• Stated goal:
Check the listing below for lines that hold "toán". How many are there? Please give only the number.
'''
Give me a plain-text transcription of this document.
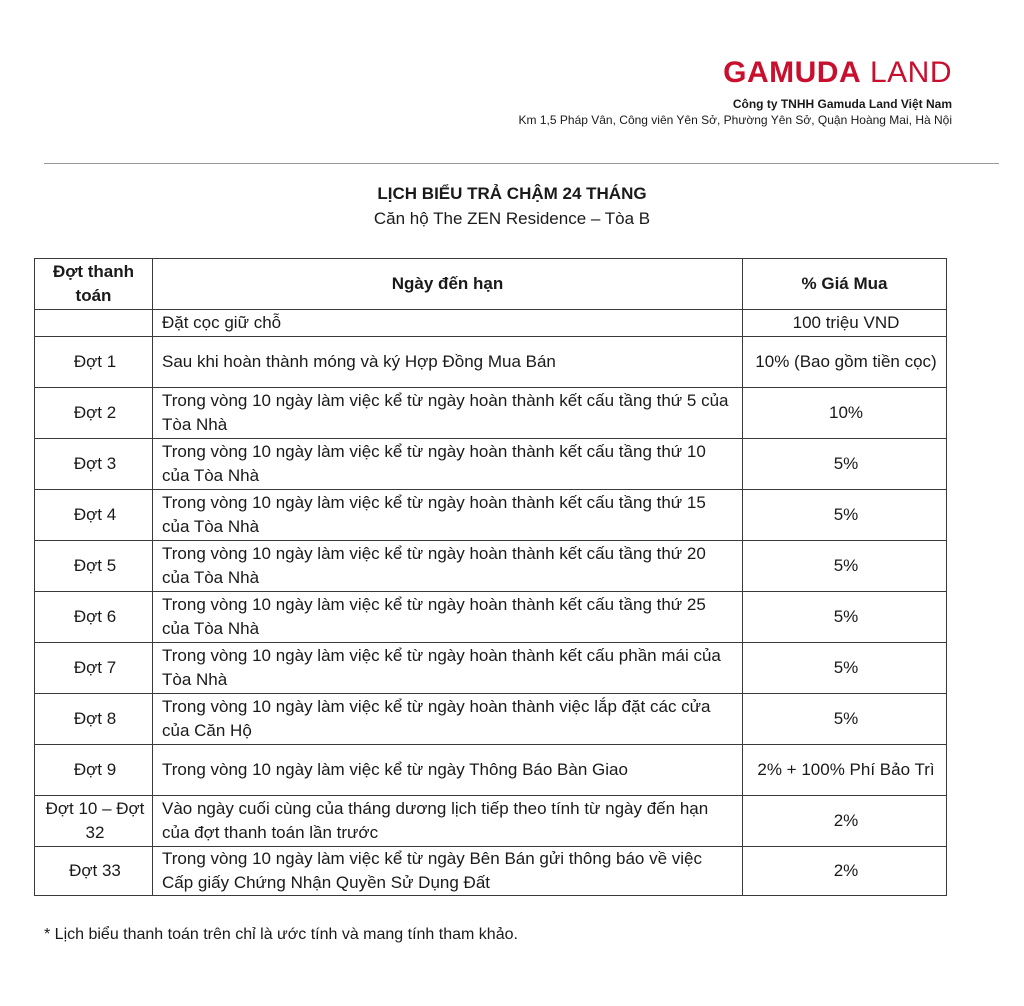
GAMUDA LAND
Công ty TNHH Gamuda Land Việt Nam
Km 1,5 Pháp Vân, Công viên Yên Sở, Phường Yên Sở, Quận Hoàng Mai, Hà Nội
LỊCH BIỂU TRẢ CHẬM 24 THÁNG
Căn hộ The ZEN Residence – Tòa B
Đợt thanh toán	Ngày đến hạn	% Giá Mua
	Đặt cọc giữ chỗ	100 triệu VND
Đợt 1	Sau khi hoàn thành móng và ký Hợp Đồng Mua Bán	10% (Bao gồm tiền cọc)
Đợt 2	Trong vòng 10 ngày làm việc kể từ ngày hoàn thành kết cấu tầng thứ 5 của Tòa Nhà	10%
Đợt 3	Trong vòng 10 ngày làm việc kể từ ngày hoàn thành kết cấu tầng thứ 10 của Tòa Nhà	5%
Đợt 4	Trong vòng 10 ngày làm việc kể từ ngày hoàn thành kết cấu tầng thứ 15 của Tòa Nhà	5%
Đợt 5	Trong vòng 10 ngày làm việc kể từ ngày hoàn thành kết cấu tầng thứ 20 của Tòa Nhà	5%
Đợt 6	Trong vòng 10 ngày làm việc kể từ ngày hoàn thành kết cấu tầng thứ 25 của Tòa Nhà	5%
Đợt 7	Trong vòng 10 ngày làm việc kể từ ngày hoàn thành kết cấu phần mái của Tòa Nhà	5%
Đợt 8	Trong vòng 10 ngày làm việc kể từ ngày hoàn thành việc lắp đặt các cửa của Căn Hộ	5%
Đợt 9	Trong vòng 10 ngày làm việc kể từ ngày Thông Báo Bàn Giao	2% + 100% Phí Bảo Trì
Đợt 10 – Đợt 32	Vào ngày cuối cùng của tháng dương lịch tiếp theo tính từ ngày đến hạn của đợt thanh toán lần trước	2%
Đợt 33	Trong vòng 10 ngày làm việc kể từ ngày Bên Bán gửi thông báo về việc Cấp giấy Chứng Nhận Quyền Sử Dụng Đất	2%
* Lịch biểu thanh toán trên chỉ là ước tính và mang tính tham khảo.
'''
'''
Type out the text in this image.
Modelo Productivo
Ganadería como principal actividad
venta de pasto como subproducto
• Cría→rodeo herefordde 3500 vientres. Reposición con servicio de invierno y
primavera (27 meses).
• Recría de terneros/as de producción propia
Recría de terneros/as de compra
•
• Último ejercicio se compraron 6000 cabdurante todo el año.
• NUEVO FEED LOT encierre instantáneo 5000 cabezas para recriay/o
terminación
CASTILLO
'''
• Result below:
3